_CHALLENGE_: How many lines in the listing below include the word "Contest"? Answer with the number and nothing else.

_SUPPLIED RECORDS_:
** begin **
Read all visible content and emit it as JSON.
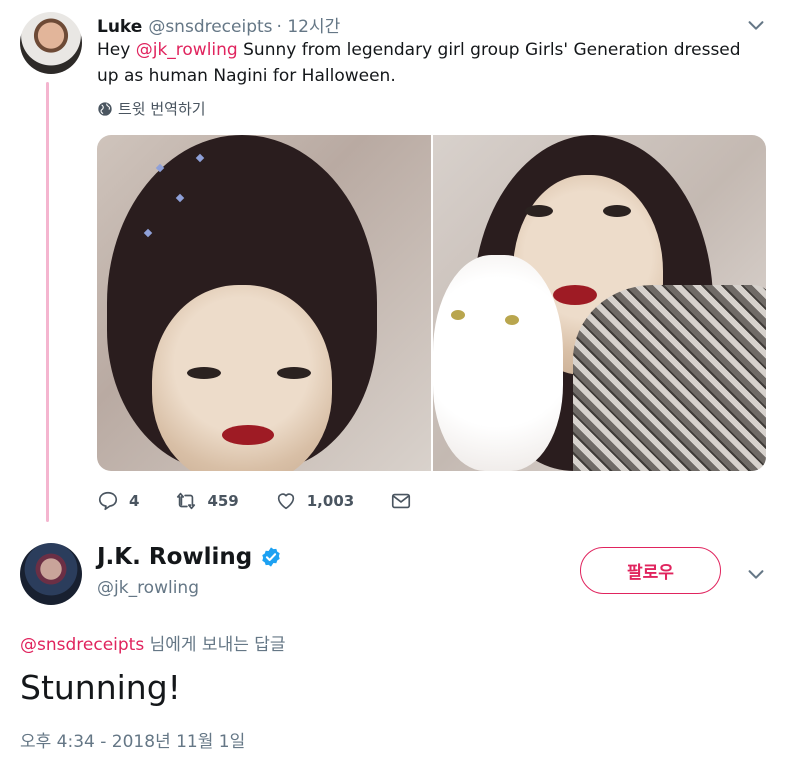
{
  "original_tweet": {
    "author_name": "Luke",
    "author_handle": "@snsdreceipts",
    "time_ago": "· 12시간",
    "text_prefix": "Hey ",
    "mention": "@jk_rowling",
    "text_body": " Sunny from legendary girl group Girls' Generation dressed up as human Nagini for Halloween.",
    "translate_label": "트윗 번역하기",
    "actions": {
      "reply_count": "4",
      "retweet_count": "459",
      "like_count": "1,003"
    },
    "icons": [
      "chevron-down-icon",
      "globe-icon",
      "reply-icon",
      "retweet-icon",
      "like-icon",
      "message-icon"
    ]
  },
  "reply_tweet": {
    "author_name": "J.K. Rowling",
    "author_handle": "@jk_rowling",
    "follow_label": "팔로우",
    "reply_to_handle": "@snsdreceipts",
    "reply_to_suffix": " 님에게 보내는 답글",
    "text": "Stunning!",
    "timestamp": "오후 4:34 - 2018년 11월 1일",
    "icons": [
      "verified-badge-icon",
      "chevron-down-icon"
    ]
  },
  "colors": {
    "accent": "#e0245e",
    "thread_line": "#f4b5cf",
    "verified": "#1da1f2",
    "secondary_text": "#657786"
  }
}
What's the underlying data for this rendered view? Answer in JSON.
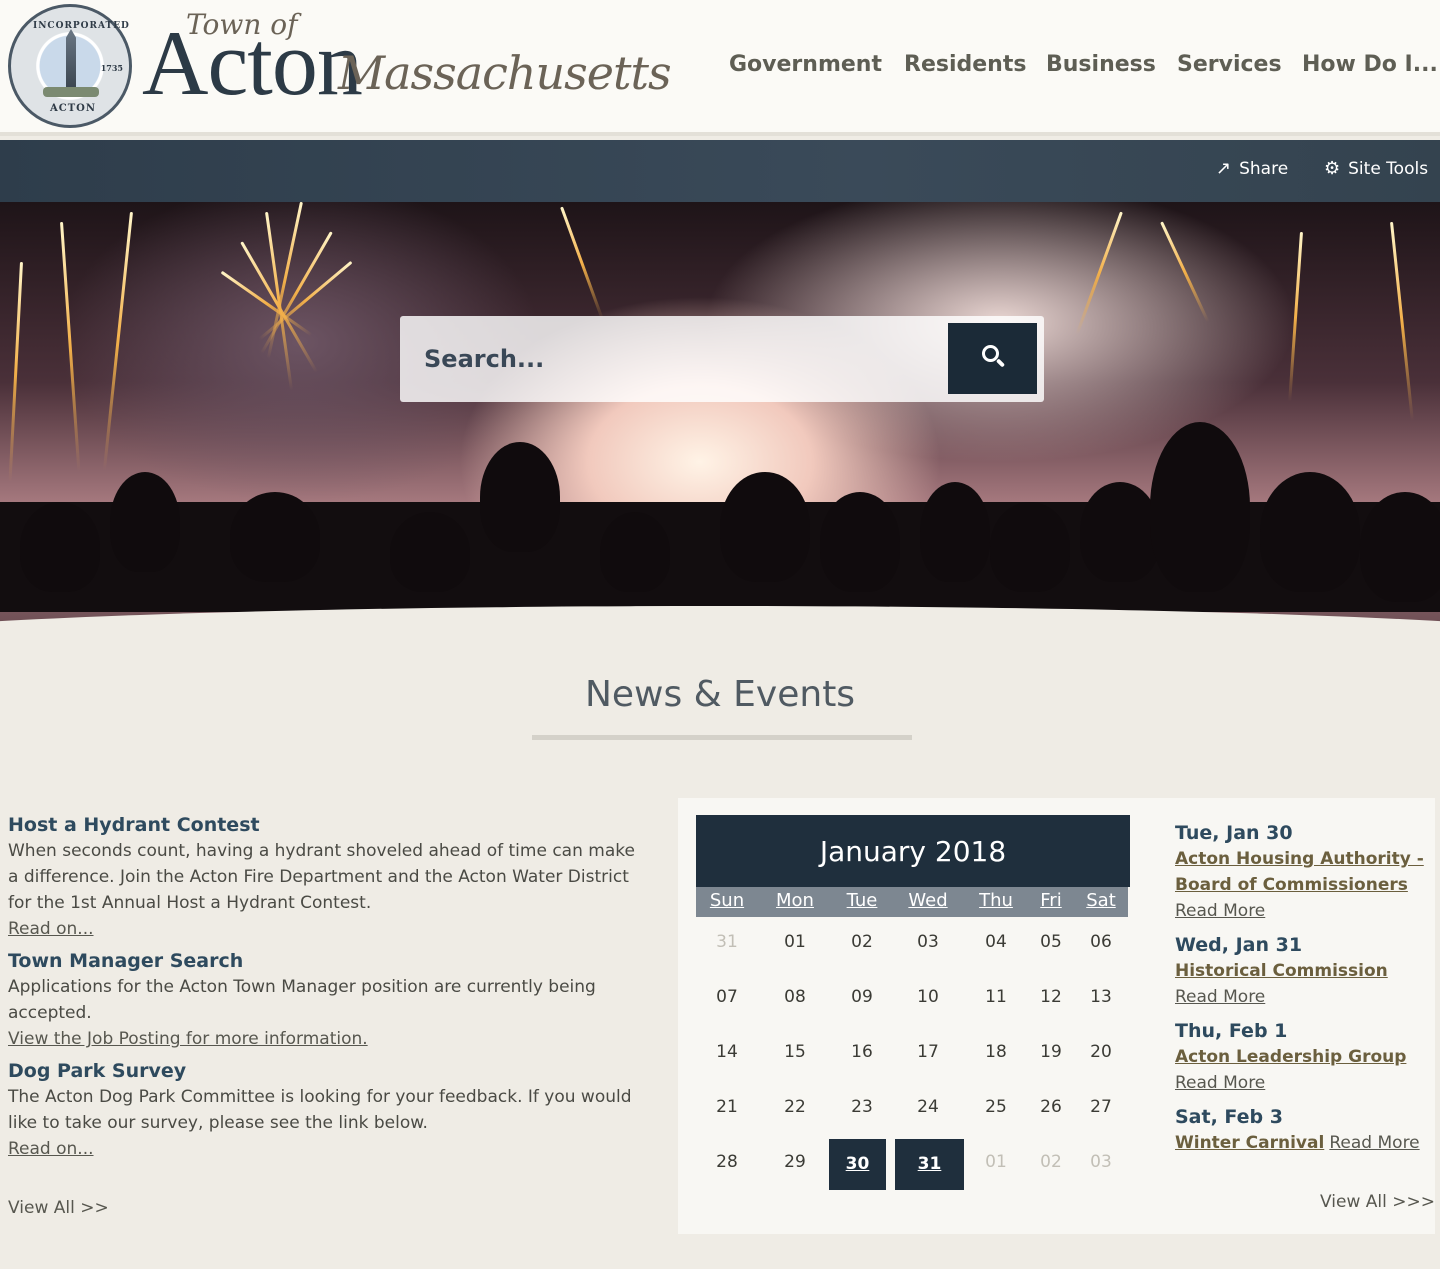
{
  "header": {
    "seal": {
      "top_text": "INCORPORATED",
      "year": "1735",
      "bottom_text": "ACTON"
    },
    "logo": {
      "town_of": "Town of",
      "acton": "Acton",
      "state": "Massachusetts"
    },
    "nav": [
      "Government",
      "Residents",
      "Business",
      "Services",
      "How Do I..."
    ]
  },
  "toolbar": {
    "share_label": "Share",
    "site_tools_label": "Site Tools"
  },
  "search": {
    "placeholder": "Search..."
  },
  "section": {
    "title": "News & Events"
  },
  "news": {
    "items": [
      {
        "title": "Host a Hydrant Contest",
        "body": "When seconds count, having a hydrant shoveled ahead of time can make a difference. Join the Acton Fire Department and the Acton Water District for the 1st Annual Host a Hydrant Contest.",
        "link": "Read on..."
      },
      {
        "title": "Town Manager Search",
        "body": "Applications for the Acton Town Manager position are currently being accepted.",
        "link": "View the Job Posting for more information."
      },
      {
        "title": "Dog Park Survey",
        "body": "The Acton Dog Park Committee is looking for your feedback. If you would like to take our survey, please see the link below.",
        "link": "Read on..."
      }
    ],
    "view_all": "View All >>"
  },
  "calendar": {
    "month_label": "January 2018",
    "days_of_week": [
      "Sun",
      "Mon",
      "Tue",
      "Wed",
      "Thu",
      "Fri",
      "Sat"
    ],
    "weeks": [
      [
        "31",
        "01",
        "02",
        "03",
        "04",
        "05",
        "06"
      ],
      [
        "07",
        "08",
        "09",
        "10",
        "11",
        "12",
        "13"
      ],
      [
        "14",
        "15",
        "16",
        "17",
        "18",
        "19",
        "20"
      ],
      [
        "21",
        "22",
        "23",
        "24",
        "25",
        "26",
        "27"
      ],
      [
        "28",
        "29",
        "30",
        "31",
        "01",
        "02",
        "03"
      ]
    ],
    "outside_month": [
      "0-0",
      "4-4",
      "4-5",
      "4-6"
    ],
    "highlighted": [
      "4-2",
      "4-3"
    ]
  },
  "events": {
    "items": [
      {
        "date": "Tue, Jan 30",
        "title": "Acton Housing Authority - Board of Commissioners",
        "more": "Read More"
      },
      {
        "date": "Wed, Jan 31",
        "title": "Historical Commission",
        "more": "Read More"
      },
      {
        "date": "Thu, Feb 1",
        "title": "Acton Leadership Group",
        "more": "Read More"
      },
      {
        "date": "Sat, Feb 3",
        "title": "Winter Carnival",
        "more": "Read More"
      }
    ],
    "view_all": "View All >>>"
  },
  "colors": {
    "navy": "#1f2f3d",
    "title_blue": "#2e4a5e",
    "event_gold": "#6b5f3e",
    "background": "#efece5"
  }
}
** end **
_SOLUTION_: 2